GIVEN TASK
All of the listing below must be repeated word for word. Pictures are the only thing to omit.
((
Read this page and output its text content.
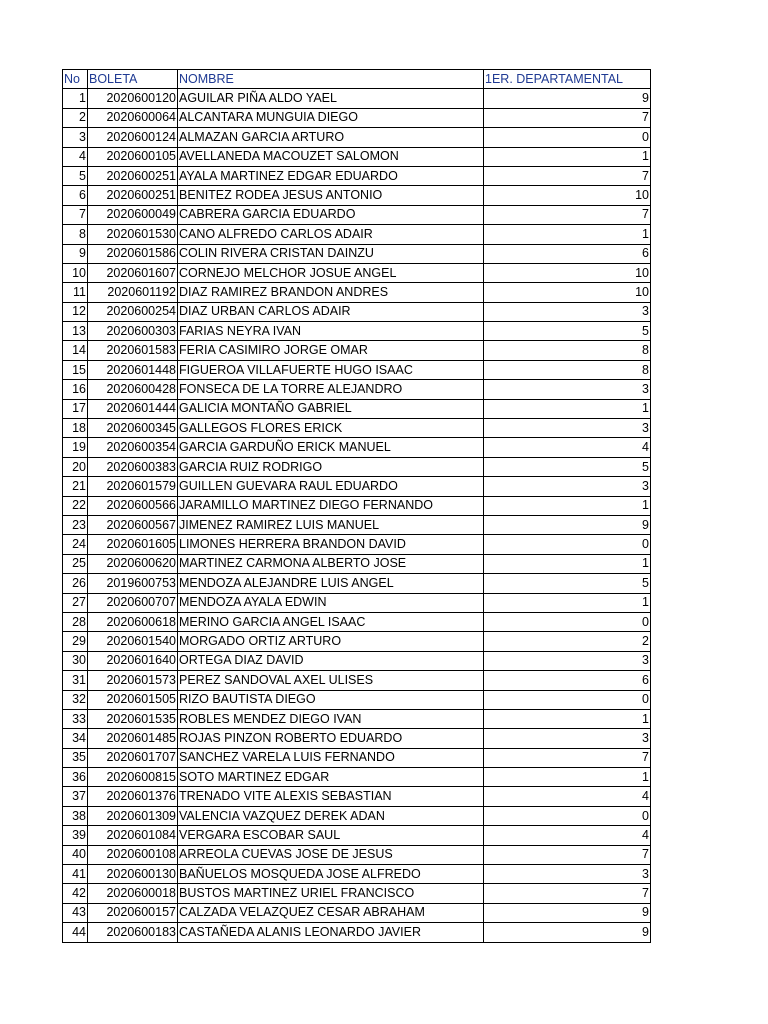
No	BOLETA	NOMBRE	1ER. DEPARTAMENTAL
1	2020600120	AGUILAR PIÑA ALDO YAEL	9
2	2020600064	ALCANTARA MUNGUIA DIEGO	7
3	2020600124	ALMAZAN GARCIA ARTURO	0
4	2020600105	AVELLANEDA MACOUZET SALOMON	1
5	2020600251	AYALA MARTINEZ EDGAR EDUARDO	7
6	2020600251	BENITEZ RODEA JESUS ANTONIO	10
7	2020600049	CABRERA GARCIA EDUARDO	7
8	2020601530	CANO ALFREDO CARLOS ADAIR	1
9	2020601586	COLIN RIVERA CRISTAN DAINZU	6
10	2020601607	CORNEJO MELCHOR JOSUE ANGEL	10
11	2020601192	DIAZ RAMIREZ BRANDON ANDRES	10
12	2020600254	DIAZ URBAN CARLOS ADAIR	3
13	2020600303	FARIAS NEYRA IVAN	5
14	2020601583	FERIA CASIMIRO JORGE OMAR	8
15	2020601448	FIGUEROA VILLAFUERTE HUGO ISAAC	8
16	2020600428	FONSECA DE LA TORRE ALEJANDRO	3
17	2020601444	GALICIA MONTAÑO GABRIEL	1
18	2020600345	GALLEGOS FLORES ERICK	3
19	2020600354	GARCIA GARDUÑO ERICK MANUEL	4
20	2020600383	GARCIA RUIZ RODRIGO	5
21	2020601579	GUILLEN GUEVARA RAUL EDUARDO	3
22	2020600566	JARAMILLO MARTINEZ DIEGO FERNANDO	1
23	2020600567	JIMENEZ RAMIREZ LUIS MANUEL	9
24	2020601605	LIMONES HERRERA BRANDON DAVID	0
25	2020600620	MARTINEZ CARMONA ALBERTO JOSE	1
26	2019600753	MENDOZA ALEJANDRE LUIS ANGEL	5
27	2020600707	MENDOZA AYALA EDWIN	1
28	2020600618	MERINO GARCIA ANGEL ISAAC	0
29	2020601540	MORGADO ORTIZ ARTURO	2
30	2020601640	ORTEGA DIAZ DAVID	3
31	2020601573	PEREZ SANDOVAL AXEL ULISES	6
32	2020601505	RIZO BAUTISTA DIEGO	0
33	2020601535	ROBLES MENDEZ DIEGO IVAN	1
34	2020601485	ROJAS PINZON ROBERTO EDUARDO	3
35	2020601707	SANCHEZ VARELA LUIS FERNANDO	7
36	2020600815	SOTO MARTINEZ EDGAR	1
37	2020601376	TRENADO VITE ALEXIS SEBASTIAN	4
38	2020601309	VALENCIA VAZQUEZ DEREK ADAN	0
39	2020601084	VERGARA ESCOBAR SAUL	4
40	2020600108	ARREOLA CUEVAS JOSE DE JESUS	7
41	2020600130	BAÑUELOS MOSQUEDA JOSE ALFREDO	3
42	2020600018	BUSTOS MARTINEZ URIEL FRANCISCO	7
43	2020600157	CALZADA VELAZQUEZ CESAR ABRAHAM	9
44	2020600183	CASTAÑEDA ALANIS LEONARDO JAVIER	9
))
OUTPUT OF THE EXERCISE
Read this page and output its text content.
No	BOLETA	NOMBRE	1ER. DEPARTAMENTAL
1	2020600120	AGUILAR PIÑA ALDO YAEL	9
2	2020600064	ALCANTARA MUNGUIA DIEGO	7
3	2020600124	ALMAZAN GARCIA ARTURO	0
4	2020600105	AVELLANEDA MACOUZET SALOMON	1
5	2020600251	AYALA MARTINEZ EDGAR EDUARDO	7
6	2020600251	BENITEZ RODEA JESUS ANTONIO	10
7	2020600049	CABRERA GARCIA EDUARDO	7
8	2020601530	CANO ALFREDO CARLOS ADAIR	1
9	2020601586	COLIN RIVERA CRISTAN DAINZU	6
10	2020601607	CORNEJO MELCHOR JOSUE ANGEL	10
11	2020601192	DIAZ RAMIREZ BRANDON ANDRES	10
12	2020600254	DIAZ URBAN CARLOS ADAIR	3
13	2020600303	FARIAS NEYRA IVAN	5
14	2020601583	FERIA CASIMIRO JORGE OMAR	8
15	2020601448	FIGUEROA VILLAFUERTE HUGO ISAAC	8
16	2020600428	FONSECA DE LA TORRE ALEJANDRO	3
17	2020601444	GALICIA MONTAÑO GABRIEL	1
18	2020600345	GALLEGOS FLORES ERICK	3
19	2020600354	GARCIA GARDUÑO ERICK MANUEL	4
20	2020600383	GARCIA RUIZ RODRIGO	5
21	2020601579	GUILLEN GUEVARA RAUL EDUARDO	3
22	2020600566	JARAMILLO MARTINEZ DIEGO FERNANDO	1
23	2020600567	JIMENEZ RAMIREZ LUIS MANUEL	9
24	2020601605	LIMONES HERRERA BRANDON DAVID	0
25	2020600620	MARTINEZ CARMONA ALBERTO JOSE	1
26	2019600753	MENDOZA ALEJANDRE LUIS ANGEL	5
27	2020600707	MENDOZA AYALA EDWIN	1
28	2020600618	MERINO GARCIA ANGEL ISAAC	0
29	2020601540	MORGADO ORTIZ ARTURO	2
30	2020601640	ORTEGA DIAZ DAVID	3
31	2020601573	PEREZ SANDOVAL AXEL ULISES	6
32	2020601505	RIZO BAUTISTA DIEGO	0
33	2020601535	ROBLES MENDEZ DIEGO IVAN	1
34	2020601485	ROJAS PINZON ROBERTO EDUARDO	3
35	2020601707	SANCHEZ VARELA LUIS FERNANDO	7
36	2020600815	SOTO MARTINEZ EDGAR	1
37	2020601376	TRENADO VITE ALEXIS SEBASTIAN	4
38	2020601309	VALENCIA VAZQUEZ DEREK ADAN	0
39	2020601084	VERGARA ESCOBAR SAUL	4
40	2020600108	ARREOLA CUEVAS JOSE DE JESUS	7
41	2020600130	BAÑUELOS MOSQUEDA JOSE ALFREDO	3
42	2020600018	BUSTOS MARTINEZ URIEL FRANCISCO	7
43	2020600157	CALZADA VELAZQUEZ CESAR ABRAHAM	9
44	2020600183	CASTAÑEDA ALANIS LEONARDO JAVIER	9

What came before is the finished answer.